## Direction
Please give the listing again, word for word, with nothing left out.

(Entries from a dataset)
━━━━━━━━━━━━━━━━━━━━━━━━━━━━━━

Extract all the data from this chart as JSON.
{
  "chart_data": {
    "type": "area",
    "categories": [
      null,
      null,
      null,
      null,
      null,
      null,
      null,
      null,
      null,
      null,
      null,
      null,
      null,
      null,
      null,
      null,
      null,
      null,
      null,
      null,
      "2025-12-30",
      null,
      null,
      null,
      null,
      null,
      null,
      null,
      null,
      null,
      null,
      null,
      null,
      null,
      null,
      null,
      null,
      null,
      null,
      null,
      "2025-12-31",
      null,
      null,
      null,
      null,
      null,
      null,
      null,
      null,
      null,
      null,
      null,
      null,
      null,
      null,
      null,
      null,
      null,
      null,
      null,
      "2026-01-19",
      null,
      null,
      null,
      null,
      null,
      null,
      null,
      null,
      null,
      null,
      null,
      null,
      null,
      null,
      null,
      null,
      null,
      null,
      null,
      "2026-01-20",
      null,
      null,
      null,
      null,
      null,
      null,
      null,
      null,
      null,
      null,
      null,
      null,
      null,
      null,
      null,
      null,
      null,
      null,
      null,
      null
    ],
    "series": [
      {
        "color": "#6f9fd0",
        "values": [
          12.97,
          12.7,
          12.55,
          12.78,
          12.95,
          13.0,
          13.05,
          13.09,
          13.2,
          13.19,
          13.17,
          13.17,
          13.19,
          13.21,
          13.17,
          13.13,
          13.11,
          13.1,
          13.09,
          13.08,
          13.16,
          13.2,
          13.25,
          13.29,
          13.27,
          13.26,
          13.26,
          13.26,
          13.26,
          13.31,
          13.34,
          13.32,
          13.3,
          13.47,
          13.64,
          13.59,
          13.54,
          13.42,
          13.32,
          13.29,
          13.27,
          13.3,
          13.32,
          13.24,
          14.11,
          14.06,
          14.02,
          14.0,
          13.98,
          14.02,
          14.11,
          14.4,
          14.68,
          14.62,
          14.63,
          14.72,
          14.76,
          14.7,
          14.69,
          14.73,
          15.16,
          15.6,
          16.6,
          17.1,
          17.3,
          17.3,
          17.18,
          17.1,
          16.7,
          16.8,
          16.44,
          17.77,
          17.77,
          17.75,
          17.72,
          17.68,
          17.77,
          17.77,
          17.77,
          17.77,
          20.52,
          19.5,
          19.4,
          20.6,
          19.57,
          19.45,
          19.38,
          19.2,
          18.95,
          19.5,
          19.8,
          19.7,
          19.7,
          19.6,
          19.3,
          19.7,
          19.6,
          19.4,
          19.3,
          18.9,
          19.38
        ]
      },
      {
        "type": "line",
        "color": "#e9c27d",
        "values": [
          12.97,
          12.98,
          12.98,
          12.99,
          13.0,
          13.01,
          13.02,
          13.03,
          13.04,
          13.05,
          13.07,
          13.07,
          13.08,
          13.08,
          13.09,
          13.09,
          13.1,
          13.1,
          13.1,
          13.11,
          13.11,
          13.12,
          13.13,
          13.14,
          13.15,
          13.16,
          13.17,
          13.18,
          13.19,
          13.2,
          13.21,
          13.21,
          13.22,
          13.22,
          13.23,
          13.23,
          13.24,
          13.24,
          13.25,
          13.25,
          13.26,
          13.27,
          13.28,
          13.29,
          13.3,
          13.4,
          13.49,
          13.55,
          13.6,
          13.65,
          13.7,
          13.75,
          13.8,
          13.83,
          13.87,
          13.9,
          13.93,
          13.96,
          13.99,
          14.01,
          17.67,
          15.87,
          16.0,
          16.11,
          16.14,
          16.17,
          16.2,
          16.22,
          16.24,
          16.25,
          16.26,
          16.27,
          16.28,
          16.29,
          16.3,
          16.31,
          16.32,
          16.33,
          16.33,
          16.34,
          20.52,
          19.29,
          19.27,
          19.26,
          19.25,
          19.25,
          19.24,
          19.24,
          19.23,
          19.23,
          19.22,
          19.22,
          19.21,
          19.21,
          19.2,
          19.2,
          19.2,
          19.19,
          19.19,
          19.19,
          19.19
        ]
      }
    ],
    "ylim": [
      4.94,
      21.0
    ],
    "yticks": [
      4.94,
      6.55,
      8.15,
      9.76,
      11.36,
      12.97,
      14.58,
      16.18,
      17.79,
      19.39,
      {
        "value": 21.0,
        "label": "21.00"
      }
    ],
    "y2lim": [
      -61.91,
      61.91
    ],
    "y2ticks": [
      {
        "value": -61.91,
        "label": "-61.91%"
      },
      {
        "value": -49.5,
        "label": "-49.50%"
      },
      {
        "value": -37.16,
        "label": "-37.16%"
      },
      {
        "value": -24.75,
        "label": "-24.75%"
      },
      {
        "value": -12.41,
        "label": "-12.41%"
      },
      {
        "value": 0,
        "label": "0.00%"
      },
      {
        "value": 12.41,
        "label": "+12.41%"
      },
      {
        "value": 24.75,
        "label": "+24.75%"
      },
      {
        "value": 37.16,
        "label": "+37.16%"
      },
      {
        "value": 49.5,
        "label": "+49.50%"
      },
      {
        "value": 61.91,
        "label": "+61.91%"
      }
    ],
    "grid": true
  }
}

━━━━━━━━━━━━━━━━━━━━━━━━━━━━━━

## Final answer
Extract all the data from this chart as JSON.
{
  "chart_data": {
    "type": "area",
    "categories": [
      null,
      null,
      null,
      null,
      null,
      null,
      null,
      null,
      null,
      null,
      null,
      null,
      null,
      null,
      null,
      null,
      null,
      null,
      null,
      null,
      "2025-12-30",
      null,
      null,
      null,
      null,
      null,
      null,
      null,
      null,
      null,
      null,
      null,
      null,
      null,
      null,
      null,
      null,
      null,
      null,
      null,
      "2025-12-31",
      null,
      null,
      null,
      null,
      null,
      null,
      null,
      null,
      null,
      null,
      null,
      null,
      null,
      null,
      null,
      null,
      null,
      null,
      null,
      "2026-01-19",
      null,
      null,
      null,
      null,
      null,
      null,
      null,
      null,
      null,
      null,
      null,
      null,
      null,
      null,
      null,
      null,
      null,
      null,
      null,
      "2026-01-20",
      null,
      null,
      null,
      null,
      null,
      null,
      null,
      null,
      null,
      null,
      null,
      null,
      null,
      null,
      null,
      null,
      null,
      null,
      null,
      null
    ],
    "series": [
      {
        "color": "#6f9fd0",
        "values": [
          12.97,
          12.7,
          12.55,
          12.78,
          12.95,
          13.0,
          13.05,
          13.09,
          13.2,
          13.19,
          13.17,
          13.17,
          13.19,
          13.21,
          13.17,
          13.13,
          13.11,
          13.1,
          13.09,
          13.08,
          13.16,
          13.2,
          13.25,
          13.29,
          13.27,
          13.26,
          13.26,
          13.26,
          13.26,
          13.31,
          13.34,
          13.32,
          13.3,
          13.47,
          13.64,
          13.59,
          13.54,
          13.42,
          13.32,
          13.29,
          13.27,
          13.3,
          13.32,
          13.24,
          14.11,
          14.06,
          14.02,
          14.0,
          13.98,
          14.02,
          14.11,
          14.4,
          14.68,
          14.62,
          14.63,
          14.72,
          14.76,
          14.7,
          14.69,
          14.73,
          15.16,
          15.6,
          16.6,
          17.1,
          17.3,
          17.3,
          17.18,
          17.1,
          16.7,
          16.8,
          16.44,
          17.77,
          17.77,
          17.75,
          17.72,
          17.68,
          17.77,
          17.77,
          17.77,
          17.77,
          20.52,
          19.5,
          19.4,
          20.6,
          19.57,
          19.45,
          19.38,
          19.2,
          18.95,
          19.5,
          19.8,
          19.7,
          19.7,
          19.6,
          19.3,
          19.7,
          19.6,
          19.4,
          19.3,
          18.9,
          19.38
        ]
      },
      {
        "type": "line",
        "color": "#e9c27d",
        "values": [
          12.97,
          12.98,
          12.98,
          12.99,
          13.0,
          13.01,
          13.02,
          13.03,
          13.04,
          13.05,
          13.07,
          13.07,
          13.08,
          13.08,
          13.09,
          13.09,
          13.1,
          13.1,
          13.1,
          13.11,
          13.11,
          13.12,
          13.13,
          13.14,
          13.15,
          13.16,
          13.17,
          13.18,
          13.19,
          13.2,
          13.21,
          13.21,
          13.22,
          13.22,
          13.23,
          13.23,
          13.24,
          13.24,
          13.25,
          13.25,
          13.26,
          13.27,
          13.28,
          13.29,
          13.3,
          13.4,
          13.49,
          13.55,
          13.6,
          13.65,
          13.7,
          13.75,
          13.8,
          13.83,
          13.87,
          13.9,
          13.93,
          13.96,
          13.99,
          14.01,
          17.67,
          15.87,
          16.0,
          16.11,
          16.14,
          16.17,
          16.2,
          16.22,
          16.24,
          16.25,
          16.26,
          16.27,
          16.28,
          16.29,
          16.3,
          16.31,
          16.32,
          16.33,
          16.33,
          16.34,
          20.52,
          19.29,
          19.27,
          19.26,
          19.25,
          19.25,
          19.24,
          19.24,
          19.23,
          19.23,
          19.22,
          19.22,
          19.21,
          19.21,
          19.2,
          19.2,
          19.2,
          19.19,
          19.19,
          19.19,
          19.19
        ]
      }
    ],
    "ylim": [
      4.94,
      21.0
    ],
    "yticks": [
      4.94,
      6.55,
      8.15,
      9.76,
      11.36,
      12.97,
      14.58,
      16.18,
      17.79,
      19.39,
      {
        "value": 21.0,
        "label": "21.00"
      }
    ],
    "y2lim": [
      -61.91,
      61.91
    ],
    "y2ticks": [
      {
        "value": -61.91,
        "label": "-61.91%"
      },
      {
        "value": -49.5,
        "label": "-49.50%"
      },
      {
        "value": -37.16,
        "label": "-37.16%"
      },
      {
        "value": -24.75,
        "label": "-24.75%"
      },
      {
        "value": -12.41,
        "label": "-12.41%"
      },
      {
        "value": 0,
        "label": "0.00%"
      },
      {
        "value": 12.41,
        "label": "+12.41%"
      },
      {
        "value": 24.75,
        "label": "+24.75%"
      },
      {
        "value": 37.16,
        "label": "+37.16%"
      },
      {
        "value": 49.5,
        "label": "+49.50%"
      },
      {
        "value": 61.91,
        "label": "+61.91%"
      }
    ],
    "grid": true
  }
}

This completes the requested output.